--- begin Exercise materials ---

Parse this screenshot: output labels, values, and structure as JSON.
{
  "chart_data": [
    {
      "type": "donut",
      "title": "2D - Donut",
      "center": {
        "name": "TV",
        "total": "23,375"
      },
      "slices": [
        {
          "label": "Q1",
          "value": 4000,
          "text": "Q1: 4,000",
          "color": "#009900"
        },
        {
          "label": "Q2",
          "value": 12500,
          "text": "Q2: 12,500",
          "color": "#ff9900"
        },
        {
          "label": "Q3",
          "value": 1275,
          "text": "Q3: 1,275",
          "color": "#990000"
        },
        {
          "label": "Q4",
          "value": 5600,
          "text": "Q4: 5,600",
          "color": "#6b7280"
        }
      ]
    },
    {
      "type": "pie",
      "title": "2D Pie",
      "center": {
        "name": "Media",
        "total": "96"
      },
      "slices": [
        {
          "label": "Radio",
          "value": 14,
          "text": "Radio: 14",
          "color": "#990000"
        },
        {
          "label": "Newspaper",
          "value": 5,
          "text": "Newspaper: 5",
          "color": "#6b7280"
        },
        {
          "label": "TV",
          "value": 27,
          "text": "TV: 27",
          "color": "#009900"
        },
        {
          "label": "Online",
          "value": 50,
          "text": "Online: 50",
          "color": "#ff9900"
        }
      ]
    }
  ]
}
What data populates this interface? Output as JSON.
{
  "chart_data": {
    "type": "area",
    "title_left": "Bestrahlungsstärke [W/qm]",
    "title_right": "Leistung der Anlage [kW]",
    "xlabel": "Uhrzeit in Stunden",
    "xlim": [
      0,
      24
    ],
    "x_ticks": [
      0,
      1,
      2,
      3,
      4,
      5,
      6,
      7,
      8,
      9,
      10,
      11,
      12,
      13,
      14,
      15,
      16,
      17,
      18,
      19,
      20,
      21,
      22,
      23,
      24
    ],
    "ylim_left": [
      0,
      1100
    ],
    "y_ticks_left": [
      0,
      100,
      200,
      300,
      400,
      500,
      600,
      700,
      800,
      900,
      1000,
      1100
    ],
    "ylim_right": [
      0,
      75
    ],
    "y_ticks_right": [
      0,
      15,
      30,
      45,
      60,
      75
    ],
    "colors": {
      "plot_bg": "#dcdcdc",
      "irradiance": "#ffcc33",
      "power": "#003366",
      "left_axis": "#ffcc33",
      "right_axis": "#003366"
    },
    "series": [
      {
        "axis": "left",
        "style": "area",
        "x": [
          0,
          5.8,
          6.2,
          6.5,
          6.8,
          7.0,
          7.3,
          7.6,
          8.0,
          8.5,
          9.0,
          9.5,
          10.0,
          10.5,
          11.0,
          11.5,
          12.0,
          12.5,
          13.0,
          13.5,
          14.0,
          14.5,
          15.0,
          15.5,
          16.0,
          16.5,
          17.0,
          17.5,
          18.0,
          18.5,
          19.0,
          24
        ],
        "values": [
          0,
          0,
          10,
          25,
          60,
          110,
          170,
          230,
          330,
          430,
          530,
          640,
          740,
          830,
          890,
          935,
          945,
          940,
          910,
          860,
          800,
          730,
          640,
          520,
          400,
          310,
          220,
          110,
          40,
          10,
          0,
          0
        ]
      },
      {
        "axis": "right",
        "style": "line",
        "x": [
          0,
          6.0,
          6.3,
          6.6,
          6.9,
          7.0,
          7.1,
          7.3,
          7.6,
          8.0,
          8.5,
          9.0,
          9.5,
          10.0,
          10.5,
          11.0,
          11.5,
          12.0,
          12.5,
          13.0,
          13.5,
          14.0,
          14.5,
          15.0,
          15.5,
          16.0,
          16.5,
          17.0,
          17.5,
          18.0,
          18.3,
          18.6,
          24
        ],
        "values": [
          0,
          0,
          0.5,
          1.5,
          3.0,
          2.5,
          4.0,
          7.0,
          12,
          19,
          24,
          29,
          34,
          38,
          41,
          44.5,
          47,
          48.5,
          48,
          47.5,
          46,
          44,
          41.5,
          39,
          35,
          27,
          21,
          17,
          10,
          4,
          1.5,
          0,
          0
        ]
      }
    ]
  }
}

--- end Exercise materials ---

** Instructions for the task **
Give the entries once more, exactly as they appear.

** Correct answer **
Parse this screenshot: output labels, values, and structure as JSON.
{
  "chart_data": [
    {
      "type": "donut",
      "title": "2D - Donut",
      "center": {
        "name": "TV",
        "total": "23,375"
      },
      "slices": [
        {
          "label": "Q1",
          "value": 4000,
          "text": "Q1: 4,000",
          "color": "#009900"
        },
        {
          "label": "Q2",
          "value": 12500,
          "text": "Q2: 12,500",
          "color": "#ff9900"
        },
        {
          "label": "Q3",
          "value": 1275,
          "text": "Q3: 1,275",
          "color": "#990000"
        },
        {
          "label": "Q4",
          "value": 5600,
          "text": "Q4: 5,600",
          "color": "#6b7280"
        }
      ]
    },
    {
      "type": "pie",
      "title": "2D Pie",
      "center": {
        "name": "Media",
        "total": "96"
      },
      "slices": [
        {
          "label": "Radio",
          "value": 14,
          "text": "Radio: 14",
          "color": "#990000"
        },
        {
          "label": "Newspaper",
          "value": 5,
          "text": "Newspaper: 5",
          "color": "#6b7280"
        },
        {
          "label": "TV",
          "value": 27,
          "text": "TV: 27",
          "color": "#009900"
        },
        {
          "label": "Online",
          "value": 50,
          "text": "Online: 50",
          "color": "#ff9900"
        }
      ]
    }
  ]
}
What data populates this interface? Output as JSON.
{
  "chart_data": {
    "type": "area",
    "title_left": "Bestrahlungsstärke [W/qm]",
    "title_right": "Leistung der Anlage [kW]",
    "xlabel": "Uhrzeit in Stunden",
    "xlim": [
      0,
      24
    ],
    "x_ticks": [
      0,
      1,
      2,
      3,
      4,
      5,
      6,
      7,
      8,
      9,
      10,
      11,
      12,
      13,
      14,
      15,
      16,
      17,
      18,
      19,
      20,
      21,
      22,
      23,
      24
    ],
    "ylim_left": [
      0,
      1100
    ],
    "y_ticks_left": [
      0,
      100,
      200,
      300,
      400,
      500,
      600,
      700,
      800,
      900,
      1000,
      1100
    ],
    "ylim_right": [
      0,
      75
    ],
    "y_ticks_right": [
      0,
      15,
      30,
      45,
      60,
      75
    ],
    "colors": {
      "plot_bg": "#dcdcdc",
      "irradiance": "#ffcc33",
      "power": "#003366",
      "left_axis": "#ffcc33",
      "right_axis": "#003366"
    },
    "series": [
      {
        "axis": "left",
        "style": "area",
        "x": [
          0,
          5.8,
          6.2,
          6.5,
          6.8,
          7.0,
          7.3,
          7.6,
          8.0,
          8.5,
          9.0,
          9.5,
          10.0,
          10.5,
          11.0,
          11.5,
          12.0,
          12.5,
          13.0,
          13.5,
          14.0,
          14.5,
          15.0,
          15.5,
          16.0,
          16.5,
          17.0,
          17.5,
          18.0,
          18.5,
          19.0,
          24
        ],
        "values": [
          0,
          0,
          10,
          25,
          60,
          110,
          170,
          230,
          330,
          430,
          530,
          640,
          740,
          830,
          890,
          935,
          945,
          940,
          910,
          860,
          800,
          730,
          640,
          520,
          400,
          310,
          220,
          110,
          40,
          10,
          0,
          0
        ]
      },
      {
        "axis": "right",
        "style": "line",
        "x": [
          0,
          6.0,
          6.3,
          6.6,
          6.9,
          7.0,
          7.1,
          7.3,
          7.6,
          8.0,
          8.5,
          9.0,
          9.5,
          10.0,
          10.5,
          11.0,
          11.5,
          12.0,
          12.5,
          13.0,
          13.5,
          14.0,
          14.5,
          15.0,
          15.5,
          16.0,
          16.5,
          17.0,
          17.5,
          18.0,
          18.3,
          18.6,
          24
        ],
        "values": [
          0,
          0,
          0.5,
          1.5,
          3.0,
          2.5,
          4.0,
          7.0,
          12,
          19,
          24,
          29,
          34,
          38,
          41,
          44.5,
          47,
          48.5,
          48,
          47.5,
          46,
          44,
          41.5,
          39,
          35,
          27,
          21,
          17,
          10,
          4,
          1.5,
          0,
          0
        ]
      }
    ]
  }
}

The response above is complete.